Упражнения на время

Предварительные итоги Берлинского кинофестиваля

68-й Берлинский фестиваль продлится до конца недели, но его предварительные итоги уже готов обсудить Андрей Плахов.

Черно-белое «Время дьявола» филиппинца Лава Диаса вполне красочно изображает времена диктатуры Маркоса

К середине фестиваль набрал высоту, но выдающимся фильмом в конкурсе оказался только один — «Время дьявола» Лава Диаса. Уже не первый раз филиппинский режиссер обращается к 1970-м — временам правления Маркоса (в фильме диктатора зовут Нарциссо), погрузившего страну во мрак террора и депрессии. Так называемая народная милиция под контролем армии преследует инакомыслящих, поощряет доносы, особенно достается интеллигентам. Поэт и учитель Хуго и его жена Лорена, работающая в больнице, выделены крупным планом среди других жителей деревни, где проводит зачистки банда облеченных властью уродов, опираясь в своих бесчинствах на живущие в народе суеверия. Как и все фильмы Диаса, этот тоже имеет нестандартный (четырехчасовой) метраж, требует от зрителей предельного терпения и концентрации, но вознаграждает поразительными по глубине мизансценами и мистическими кадрами джунглей с их инфернальной мощью. «Время дьявола» — это еще и опера: все персонажи распевают пронзительные речитативы, и даже жуткая сцена пыток и изнасилования дана через пение и танец. Палачи сливаются с жертвами в саркастическом припеве «ла-ла-ла», что вызывает поначалу чуть ли не комедийный эффект, но потом только обостряет экстаз и ужас происходящего.

Остальным фильмам оказалось далеко до этой художественной планки — и французскому кинороману воспитания «Молитва» Седрика Кана, и итальянской мелодраме Лауры Биспури «Моя дочь», и иранской абсурдистской комедии Мани Хагиги «Свинья». Герой последней, тщеславный кинорежиссер, внесенный властями в черный список, мечтает, дабы обратить на себя внимание, стать мишенью серийного убийцы. Ничего не скажешь, лихо придумано: иранцы умеют вывернуть наизнанку даже реальную, совсем не веселую ситуацию своего подцензурного кинематографа. Однако жанровое, изобразительное и актерское решение этой остроумной коллизии оказалось довольно плоским.

● ● ● ● ● ● ●

[Обязательное задание 1]
Переведите на английский язык предложение из статьи о Берлинском кинофестивале: «68-й Берлинский фестиваль продлится до конца недели, но его предварительные итоги уже готов обсудить Андрей Плахов.»
[Обязательное задание 2]
Замените «microphone-icon» на «mic-icon» в строках исходных данных, начиная с первой строки и заканчивая строкой с «app-icon[interactable] <box>818 694» включительно. Выведите только эти строки, ничего больше в них не меняя.

● ● ● ● ● ● ●

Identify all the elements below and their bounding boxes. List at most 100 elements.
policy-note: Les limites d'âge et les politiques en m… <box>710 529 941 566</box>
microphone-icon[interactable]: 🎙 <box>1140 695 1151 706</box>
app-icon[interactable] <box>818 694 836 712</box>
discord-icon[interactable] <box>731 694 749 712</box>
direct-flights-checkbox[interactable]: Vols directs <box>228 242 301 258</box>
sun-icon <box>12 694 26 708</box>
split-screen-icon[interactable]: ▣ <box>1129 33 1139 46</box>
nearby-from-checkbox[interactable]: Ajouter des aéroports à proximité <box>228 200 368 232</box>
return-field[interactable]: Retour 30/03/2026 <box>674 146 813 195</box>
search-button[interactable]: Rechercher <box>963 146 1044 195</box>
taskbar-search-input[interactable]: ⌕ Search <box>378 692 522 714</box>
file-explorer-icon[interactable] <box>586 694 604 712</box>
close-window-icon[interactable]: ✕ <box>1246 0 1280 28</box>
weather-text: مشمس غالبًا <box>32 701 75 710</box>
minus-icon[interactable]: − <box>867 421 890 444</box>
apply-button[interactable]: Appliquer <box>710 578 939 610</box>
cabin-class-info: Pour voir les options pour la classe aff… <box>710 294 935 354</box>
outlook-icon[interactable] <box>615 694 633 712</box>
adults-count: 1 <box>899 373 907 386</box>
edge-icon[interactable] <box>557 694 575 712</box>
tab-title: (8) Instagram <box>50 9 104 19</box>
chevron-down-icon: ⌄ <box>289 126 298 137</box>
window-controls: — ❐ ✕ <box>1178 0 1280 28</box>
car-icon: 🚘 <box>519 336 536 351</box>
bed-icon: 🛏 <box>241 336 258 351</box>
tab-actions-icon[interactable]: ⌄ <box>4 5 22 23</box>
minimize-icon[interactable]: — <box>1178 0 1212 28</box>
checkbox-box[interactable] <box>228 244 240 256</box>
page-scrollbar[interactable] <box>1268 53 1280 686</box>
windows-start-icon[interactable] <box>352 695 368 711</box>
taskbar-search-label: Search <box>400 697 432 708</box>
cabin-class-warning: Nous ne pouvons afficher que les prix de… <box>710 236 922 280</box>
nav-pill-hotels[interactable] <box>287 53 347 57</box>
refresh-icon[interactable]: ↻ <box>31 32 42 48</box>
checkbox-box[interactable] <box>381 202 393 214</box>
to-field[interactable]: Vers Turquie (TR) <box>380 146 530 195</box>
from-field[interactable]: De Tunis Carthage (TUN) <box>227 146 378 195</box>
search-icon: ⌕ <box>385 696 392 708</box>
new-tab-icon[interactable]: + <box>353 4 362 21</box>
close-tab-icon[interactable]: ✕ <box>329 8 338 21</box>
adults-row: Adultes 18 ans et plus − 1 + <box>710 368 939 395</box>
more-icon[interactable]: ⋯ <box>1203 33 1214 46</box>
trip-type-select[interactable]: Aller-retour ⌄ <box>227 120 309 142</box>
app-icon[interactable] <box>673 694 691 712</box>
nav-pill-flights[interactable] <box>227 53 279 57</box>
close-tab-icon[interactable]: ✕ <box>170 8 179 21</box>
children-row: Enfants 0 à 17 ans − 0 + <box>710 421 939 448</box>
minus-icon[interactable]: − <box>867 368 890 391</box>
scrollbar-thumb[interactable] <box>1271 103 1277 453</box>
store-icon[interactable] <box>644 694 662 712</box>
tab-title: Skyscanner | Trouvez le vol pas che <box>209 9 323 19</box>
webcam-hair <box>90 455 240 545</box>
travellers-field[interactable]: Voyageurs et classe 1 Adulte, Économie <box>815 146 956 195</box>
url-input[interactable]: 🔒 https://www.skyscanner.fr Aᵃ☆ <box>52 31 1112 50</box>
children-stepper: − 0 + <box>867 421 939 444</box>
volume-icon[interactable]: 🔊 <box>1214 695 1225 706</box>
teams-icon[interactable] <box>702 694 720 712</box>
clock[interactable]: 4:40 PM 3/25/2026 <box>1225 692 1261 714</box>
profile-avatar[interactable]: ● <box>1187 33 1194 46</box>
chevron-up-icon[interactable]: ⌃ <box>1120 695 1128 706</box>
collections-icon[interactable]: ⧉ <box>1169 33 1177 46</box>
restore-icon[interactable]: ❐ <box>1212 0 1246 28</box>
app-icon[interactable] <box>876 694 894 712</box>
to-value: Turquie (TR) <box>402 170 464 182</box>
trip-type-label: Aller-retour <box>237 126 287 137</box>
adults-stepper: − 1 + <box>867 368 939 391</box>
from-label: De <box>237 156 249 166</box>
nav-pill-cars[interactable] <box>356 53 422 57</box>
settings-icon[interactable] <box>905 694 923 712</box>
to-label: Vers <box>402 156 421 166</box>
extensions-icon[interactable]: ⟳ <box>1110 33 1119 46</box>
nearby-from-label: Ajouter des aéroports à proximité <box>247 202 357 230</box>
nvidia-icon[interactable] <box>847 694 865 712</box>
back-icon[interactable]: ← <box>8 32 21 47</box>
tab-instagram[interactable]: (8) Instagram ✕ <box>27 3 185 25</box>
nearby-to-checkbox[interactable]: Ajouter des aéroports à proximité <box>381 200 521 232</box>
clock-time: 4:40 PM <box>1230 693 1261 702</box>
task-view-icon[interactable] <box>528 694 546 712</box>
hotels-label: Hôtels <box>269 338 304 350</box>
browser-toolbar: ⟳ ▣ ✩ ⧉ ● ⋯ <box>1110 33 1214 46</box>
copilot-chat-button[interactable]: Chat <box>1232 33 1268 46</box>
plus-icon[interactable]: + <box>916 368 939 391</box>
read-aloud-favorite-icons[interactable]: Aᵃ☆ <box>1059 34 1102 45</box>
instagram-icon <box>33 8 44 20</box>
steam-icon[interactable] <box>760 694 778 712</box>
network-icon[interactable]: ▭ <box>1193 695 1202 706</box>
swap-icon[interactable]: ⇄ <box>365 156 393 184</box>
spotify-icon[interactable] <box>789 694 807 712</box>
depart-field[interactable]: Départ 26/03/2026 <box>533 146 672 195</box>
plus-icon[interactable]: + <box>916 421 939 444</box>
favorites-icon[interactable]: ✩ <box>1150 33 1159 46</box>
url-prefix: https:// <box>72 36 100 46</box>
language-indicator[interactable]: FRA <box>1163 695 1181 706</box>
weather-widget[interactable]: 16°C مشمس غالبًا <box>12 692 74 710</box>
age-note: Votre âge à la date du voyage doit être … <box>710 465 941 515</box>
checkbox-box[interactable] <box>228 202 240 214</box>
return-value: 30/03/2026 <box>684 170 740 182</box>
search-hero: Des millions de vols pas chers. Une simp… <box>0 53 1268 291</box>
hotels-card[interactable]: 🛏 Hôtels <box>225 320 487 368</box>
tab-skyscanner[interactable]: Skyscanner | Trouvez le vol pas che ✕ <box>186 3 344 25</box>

● ● ● ● ● ● ●

[Полный ответ 1]
The 68th Berlin festival will run until the end of the week, but Andrei Plakhov is already prepared to discuss its preliminary results.

[Полный ответ 2]
Identify all the elements below and their bounding boxes. List at most 100 elements.
policy-note: Les limites d'âge et les politiques en m… <box>710 529 941 566</box>
mic-icon[interactable]: 🎙 <box>1140 695 1151 706</box>
app-icon[interactable] <box>818 694 836 712</box>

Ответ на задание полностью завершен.